= Page text =
+ + + +
One of the issues with moving a traditional business online, such as commerce, is that tasks that used to be done by humans need to be automated for the online business to scale and compete with existing automated businesses. One example of this is up-selling, or selling an extra item to a customer who is already buying. Automated product recommendations through data mining are one of the driving forces behind the e-commerce revolution that is turning billions of dollars per year into revenue.
In this example, we are going to focus on a basic product recommendation service. We design this based on the following idea: when two items are historically purchased together, they are more likely to be purchased together in the future. This sort of thinking is behind many product recommendation services, in both online and offline businesses.
A very simple algorithm for this type of product recommendation algorithm is to simply find any historical case where a user has brought an item and to recommend other items that the historical user brought. In practice, simple algorithms such as this can do well, at least better than choosing random items to recommend. However, they can be improved upon significantly, which is where data mining comes in.
To simplify the coding, we will consider only two items at a time. As an example, people may buy bread and milk at the same time at the supermarket. In this early example, we wish to find simple rules of the form:
If a person buys product X, then they are likely to purchase product Y
More complex rules involving multiple items will not be covered such as people buying sausages and burgers being more likely to buy tomato sauce.
In the affinity analysis example, we looked for correlations between different variables in our dataset. In classification, we have a single variable that we are interested in and that we call the class (also called the target). In the earlier example, if we were interested in how to make people buy more apples, we would explore the rules related to apples and use those to inform our decisions.
Classification is one of the largest uses of data mining, both in practical use and in research. As before, we have a set of samples that represents objects or things we are interested in classifying. We also have a new array, the class values. These class values give us a categorization of the samples. Some examples are as follows:
Determining the species of a plant by looking at its measurements. The class value here would be:
Which species is this?
+ + + +
= Recorded information =
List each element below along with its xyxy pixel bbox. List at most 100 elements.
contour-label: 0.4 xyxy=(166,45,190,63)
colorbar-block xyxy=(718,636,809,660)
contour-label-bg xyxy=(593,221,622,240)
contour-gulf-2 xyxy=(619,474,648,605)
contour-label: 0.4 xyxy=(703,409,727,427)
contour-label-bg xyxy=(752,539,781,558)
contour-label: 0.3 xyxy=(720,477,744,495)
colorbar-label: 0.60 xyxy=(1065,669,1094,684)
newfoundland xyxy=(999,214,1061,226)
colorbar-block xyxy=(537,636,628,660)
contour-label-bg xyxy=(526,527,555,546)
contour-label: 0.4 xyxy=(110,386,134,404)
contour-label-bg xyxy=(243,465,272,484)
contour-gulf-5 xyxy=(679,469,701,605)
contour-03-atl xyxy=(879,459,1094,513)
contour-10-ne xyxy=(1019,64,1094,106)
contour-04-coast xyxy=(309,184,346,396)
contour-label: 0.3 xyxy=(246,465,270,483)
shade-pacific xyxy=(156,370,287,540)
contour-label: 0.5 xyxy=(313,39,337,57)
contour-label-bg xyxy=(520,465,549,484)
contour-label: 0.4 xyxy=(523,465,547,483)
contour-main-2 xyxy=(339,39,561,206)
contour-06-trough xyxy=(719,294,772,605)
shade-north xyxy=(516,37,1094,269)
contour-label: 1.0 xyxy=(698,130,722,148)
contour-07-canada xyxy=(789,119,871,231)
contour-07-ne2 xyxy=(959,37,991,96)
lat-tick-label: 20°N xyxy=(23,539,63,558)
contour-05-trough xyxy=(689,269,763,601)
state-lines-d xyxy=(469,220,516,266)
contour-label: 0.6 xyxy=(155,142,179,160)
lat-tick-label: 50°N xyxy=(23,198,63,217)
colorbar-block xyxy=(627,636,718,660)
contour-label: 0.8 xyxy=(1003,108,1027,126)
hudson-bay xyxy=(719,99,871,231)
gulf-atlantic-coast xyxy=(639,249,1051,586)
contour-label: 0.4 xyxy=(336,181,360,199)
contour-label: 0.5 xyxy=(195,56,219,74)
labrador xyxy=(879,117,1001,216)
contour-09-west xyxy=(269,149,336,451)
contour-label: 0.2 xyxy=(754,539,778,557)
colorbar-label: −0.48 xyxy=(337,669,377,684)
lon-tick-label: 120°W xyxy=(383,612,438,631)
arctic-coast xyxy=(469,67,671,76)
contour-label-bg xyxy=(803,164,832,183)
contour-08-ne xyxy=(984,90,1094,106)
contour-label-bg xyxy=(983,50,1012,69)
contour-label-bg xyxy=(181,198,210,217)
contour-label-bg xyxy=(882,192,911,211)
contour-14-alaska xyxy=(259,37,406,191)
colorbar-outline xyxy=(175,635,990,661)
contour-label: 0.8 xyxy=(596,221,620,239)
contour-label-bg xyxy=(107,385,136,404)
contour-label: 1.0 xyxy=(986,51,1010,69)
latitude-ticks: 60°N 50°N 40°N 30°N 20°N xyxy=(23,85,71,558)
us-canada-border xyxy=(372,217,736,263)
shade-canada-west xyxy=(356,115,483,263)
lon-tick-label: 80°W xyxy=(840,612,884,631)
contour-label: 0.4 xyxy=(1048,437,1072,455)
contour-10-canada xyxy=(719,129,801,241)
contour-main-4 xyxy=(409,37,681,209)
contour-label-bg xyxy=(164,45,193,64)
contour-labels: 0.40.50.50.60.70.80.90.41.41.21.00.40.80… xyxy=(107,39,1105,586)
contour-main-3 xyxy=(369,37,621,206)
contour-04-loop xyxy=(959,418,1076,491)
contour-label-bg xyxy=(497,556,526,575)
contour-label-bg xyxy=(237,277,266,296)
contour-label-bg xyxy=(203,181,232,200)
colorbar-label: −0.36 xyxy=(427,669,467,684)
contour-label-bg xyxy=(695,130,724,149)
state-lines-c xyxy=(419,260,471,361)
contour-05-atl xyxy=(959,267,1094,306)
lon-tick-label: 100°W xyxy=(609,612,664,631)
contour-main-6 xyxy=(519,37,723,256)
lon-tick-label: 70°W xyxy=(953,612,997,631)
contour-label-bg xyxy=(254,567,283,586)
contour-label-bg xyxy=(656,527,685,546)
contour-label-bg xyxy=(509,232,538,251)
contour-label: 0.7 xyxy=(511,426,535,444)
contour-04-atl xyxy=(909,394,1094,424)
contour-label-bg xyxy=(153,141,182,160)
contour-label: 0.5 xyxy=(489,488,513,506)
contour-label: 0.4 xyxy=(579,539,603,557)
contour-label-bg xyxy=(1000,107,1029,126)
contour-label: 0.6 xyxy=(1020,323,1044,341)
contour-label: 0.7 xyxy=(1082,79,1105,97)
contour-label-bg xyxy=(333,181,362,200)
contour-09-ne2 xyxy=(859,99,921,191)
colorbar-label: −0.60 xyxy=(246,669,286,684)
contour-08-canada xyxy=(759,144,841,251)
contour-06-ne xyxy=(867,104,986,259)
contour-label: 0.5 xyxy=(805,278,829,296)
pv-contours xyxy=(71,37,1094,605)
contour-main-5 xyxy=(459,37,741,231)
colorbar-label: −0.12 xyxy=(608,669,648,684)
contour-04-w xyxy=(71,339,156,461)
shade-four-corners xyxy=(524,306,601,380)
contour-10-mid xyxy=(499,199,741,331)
+ + + +
= Problem =
From the product recommendation text, extract word for word the part that opens with the words containing "One of the issues" and closes with "and offline businesses.".

= Output of the exercise =
One of the issues with moving a traditional business online, such as commerce, is that tasks that used to be done by humans need to be automated for the online business to scale and compete with existing automated businesses. One example of this is up-selling, or selling an extra item to a customer who is already buying. Automated product recommendations through data mining are one of the driving forces behind the e-commerce revolution that is turning billions of dollars per year into revenue.
In this example, we are going to focus on a basic product recommendation service. We design this based on the following idea: when two items are historically purchased together, they are more likely to be purchased together in the future. This sort of thinking is behind many product recommendation services, in both online and offline businesses.